■ **Request**: Pull out every line containing the string "поля".

■ **Record list**:
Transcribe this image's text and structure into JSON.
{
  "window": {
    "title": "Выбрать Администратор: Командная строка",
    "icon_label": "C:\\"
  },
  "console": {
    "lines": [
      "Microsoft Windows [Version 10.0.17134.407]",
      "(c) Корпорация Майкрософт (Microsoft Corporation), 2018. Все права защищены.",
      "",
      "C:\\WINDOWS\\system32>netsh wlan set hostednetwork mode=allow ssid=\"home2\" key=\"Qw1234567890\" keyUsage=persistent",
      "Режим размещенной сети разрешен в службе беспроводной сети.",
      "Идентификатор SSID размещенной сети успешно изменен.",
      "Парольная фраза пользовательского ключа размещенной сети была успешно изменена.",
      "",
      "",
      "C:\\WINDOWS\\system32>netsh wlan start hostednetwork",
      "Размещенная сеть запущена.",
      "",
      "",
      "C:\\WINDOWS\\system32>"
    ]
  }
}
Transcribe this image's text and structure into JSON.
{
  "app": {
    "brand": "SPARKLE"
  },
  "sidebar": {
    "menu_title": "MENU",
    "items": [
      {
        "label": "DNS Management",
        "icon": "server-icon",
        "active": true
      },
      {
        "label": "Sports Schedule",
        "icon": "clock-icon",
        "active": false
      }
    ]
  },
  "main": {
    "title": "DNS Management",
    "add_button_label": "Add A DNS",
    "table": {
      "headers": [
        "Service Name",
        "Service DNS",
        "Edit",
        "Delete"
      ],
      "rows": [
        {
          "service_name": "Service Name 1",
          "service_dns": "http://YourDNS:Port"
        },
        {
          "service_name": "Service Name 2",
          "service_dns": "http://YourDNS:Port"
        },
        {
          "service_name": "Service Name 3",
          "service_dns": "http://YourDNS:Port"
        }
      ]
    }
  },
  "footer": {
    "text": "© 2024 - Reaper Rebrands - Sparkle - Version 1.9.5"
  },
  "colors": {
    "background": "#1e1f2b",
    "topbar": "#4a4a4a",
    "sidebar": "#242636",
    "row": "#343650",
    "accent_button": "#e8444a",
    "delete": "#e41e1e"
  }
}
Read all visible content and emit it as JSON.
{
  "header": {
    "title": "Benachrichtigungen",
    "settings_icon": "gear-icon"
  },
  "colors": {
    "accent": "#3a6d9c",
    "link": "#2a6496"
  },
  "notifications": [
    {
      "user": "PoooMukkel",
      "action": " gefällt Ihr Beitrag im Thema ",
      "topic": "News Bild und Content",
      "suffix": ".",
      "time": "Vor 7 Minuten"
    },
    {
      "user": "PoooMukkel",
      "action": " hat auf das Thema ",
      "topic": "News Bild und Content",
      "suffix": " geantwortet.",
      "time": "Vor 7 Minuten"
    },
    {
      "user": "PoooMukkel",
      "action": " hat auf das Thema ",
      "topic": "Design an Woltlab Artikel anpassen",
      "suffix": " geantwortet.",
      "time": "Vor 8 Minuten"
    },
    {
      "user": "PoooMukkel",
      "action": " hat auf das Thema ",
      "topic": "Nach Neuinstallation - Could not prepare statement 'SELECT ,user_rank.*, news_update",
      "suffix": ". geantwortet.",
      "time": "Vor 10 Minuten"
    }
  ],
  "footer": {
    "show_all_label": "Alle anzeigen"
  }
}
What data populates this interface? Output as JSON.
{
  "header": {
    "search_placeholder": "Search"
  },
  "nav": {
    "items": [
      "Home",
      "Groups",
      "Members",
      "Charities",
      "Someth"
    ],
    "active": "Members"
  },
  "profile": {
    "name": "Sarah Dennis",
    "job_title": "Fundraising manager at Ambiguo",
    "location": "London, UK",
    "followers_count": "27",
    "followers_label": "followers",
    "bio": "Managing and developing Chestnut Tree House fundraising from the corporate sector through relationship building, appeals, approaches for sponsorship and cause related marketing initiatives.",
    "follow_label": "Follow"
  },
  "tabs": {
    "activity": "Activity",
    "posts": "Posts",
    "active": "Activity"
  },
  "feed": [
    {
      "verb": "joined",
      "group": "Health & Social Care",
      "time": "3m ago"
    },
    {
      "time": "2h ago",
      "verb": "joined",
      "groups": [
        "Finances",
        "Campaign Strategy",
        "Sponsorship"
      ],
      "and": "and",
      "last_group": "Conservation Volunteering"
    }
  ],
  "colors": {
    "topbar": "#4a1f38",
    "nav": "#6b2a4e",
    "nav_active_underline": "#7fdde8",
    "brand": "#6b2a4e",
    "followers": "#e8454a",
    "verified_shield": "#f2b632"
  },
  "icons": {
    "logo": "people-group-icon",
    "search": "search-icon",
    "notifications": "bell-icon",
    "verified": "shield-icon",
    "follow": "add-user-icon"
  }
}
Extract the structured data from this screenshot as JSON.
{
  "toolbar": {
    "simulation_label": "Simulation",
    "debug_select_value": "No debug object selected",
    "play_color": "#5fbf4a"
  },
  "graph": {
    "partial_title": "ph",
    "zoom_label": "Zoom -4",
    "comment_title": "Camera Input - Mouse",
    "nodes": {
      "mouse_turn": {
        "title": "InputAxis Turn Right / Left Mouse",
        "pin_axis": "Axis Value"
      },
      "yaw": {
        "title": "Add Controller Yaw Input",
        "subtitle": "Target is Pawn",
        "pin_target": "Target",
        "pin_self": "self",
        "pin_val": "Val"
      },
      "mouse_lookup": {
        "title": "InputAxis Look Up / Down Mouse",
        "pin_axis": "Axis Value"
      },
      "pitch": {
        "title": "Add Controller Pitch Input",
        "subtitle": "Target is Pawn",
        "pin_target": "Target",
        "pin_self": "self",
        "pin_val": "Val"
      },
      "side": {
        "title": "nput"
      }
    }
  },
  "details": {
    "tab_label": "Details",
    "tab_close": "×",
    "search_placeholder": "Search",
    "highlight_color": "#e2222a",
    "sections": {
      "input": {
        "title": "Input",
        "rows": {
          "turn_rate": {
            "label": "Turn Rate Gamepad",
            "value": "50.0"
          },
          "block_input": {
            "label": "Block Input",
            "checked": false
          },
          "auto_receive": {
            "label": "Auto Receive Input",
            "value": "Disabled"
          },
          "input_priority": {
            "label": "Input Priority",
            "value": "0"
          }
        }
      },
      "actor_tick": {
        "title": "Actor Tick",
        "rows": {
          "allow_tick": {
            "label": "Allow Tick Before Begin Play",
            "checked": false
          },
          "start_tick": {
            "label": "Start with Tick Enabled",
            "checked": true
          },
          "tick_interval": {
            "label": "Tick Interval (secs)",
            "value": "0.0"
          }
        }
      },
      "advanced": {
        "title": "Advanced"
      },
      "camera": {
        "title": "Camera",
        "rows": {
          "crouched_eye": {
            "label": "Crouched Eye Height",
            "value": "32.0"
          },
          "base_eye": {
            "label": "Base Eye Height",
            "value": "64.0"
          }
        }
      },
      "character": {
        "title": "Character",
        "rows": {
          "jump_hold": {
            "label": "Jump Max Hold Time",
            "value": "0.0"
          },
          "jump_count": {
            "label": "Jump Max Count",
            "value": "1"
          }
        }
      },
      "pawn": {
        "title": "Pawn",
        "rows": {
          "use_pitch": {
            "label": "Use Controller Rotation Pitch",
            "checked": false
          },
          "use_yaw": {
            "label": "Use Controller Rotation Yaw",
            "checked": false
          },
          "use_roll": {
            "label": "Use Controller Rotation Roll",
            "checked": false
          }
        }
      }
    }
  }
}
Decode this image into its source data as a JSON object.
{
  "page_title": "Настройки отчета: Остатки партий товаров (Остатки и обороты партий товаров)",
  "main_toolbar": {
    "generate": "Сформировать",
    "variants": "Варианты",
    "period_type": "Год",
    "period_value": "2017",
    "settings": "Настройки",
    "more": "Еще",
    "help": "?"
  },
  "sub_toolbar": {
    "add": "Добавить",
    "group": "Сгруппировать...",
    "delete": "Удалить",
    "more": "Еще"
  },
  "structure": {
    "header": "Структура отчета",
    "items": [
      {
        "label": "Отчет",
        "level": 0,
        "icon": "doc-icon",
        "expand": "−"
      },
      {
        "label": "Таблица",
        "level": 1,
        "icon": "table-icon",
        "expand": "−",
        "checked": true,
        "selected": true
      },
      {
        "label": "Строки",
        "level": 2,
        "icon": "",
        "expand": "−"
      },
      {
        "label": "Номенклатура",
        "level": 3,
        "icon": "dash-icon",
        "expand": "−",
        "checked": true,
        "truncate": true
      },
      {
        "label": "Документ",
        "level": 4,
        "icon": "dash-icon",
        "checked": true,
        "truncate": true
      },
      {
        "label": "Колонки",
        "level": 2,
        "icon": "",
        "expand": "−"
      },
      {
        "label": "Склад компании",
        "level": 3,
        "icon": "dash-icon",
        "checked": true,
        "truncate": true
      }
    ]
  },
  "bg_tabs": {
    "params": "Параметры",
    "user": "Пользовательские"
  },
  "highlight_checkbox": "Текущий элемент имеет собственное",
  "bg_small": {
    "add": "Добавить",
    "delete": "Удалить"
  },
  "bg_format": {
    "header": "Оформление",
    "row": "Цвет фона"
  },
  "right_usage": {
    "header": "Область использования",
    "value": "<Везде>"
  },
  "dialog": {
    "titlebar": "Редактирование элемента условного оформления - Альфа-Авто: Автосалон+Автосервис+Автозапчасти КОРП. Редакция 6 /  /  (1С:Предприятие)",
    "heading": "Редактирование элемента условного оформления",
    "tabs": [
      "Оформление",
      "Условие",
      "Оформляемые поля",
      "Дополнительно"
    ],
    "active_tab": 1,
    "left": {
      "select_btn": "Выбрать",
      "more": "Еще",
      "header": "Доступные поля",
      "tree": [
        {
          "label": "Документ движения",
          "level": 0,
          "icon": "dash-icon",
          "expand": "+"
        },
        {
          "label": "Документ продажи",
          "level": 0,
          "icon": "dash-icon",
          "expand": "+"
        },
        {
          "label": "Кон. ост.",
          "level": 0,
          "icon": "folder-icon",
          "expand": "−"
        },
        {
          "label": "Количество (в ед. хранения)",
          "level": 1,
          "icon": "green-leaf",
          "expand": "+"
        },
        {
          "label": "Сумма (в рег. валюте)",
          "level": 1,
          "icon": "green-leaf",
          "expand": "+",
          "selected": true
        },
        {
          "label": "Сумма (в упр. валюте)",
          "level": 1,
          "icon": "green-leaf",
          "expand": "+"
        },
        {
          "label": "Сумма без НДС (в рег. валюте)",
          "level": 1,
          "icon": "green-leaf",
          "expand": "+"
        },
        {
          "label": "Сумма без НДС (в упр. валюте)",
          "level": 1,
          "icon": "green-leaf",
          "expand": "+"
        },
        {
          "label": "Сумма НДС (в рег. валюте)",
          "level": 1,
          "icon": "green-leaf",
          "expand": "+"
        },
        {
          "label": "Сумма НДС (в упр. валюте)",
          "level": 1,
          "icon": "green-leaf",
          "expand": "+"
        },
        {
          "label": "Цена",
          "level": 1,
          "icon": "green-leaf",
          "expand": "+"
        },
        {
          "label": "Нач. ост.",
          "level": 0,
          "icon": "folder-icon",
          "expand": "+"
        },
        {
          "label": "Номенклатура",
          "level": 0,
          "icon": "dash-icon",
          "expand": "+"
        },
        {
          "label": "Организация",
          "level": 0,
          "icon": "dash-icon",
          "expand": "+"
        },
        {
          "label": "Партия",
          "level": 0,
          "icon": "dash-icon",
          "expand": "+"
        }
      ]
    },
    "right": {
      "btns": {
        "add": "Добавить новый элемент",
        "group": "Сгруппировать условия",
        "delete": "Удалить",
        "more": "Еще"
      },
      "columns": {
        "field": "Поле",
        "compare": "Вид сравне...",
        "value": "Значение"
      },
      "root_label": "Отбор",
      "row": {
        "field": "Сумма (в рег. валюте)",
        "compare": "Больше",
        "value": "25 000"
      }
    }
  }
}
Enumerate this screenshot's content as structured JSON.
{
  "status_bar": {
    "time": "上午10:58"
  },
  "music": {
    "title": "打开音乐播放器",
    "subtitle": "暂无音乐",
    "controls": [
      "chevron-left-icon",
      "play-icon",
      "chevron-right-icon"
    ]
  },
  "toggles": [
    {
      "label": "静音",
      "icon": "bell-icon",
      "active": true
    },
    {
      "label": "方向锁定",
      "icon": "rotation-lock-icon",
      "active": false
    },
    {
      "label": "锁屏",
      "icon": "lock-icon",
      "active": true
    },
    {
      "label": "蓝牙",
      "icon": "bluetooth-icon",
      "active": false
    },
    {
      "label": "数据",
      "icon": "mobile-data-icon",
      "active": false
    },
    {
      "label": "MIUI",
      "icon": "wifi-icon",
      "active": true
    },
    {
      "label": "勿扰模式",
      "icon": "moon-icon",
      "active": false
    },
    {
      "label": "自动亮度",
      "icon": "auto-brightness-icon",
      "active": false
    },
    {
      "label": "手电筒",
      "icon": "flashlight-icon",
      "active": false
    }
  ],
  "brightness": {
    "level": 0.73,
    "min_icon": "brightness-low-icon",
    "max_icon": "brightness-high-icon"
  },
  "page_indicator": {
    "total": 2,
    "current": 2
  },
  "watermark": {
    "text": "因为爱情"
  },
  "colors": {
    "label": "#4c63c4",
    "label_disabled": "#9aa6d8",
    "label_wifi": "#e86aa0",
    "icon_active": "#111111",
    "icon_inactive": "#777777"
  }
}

■ **Task answer**:
      "Оформляемые поля",
      "header": "Доступные поля",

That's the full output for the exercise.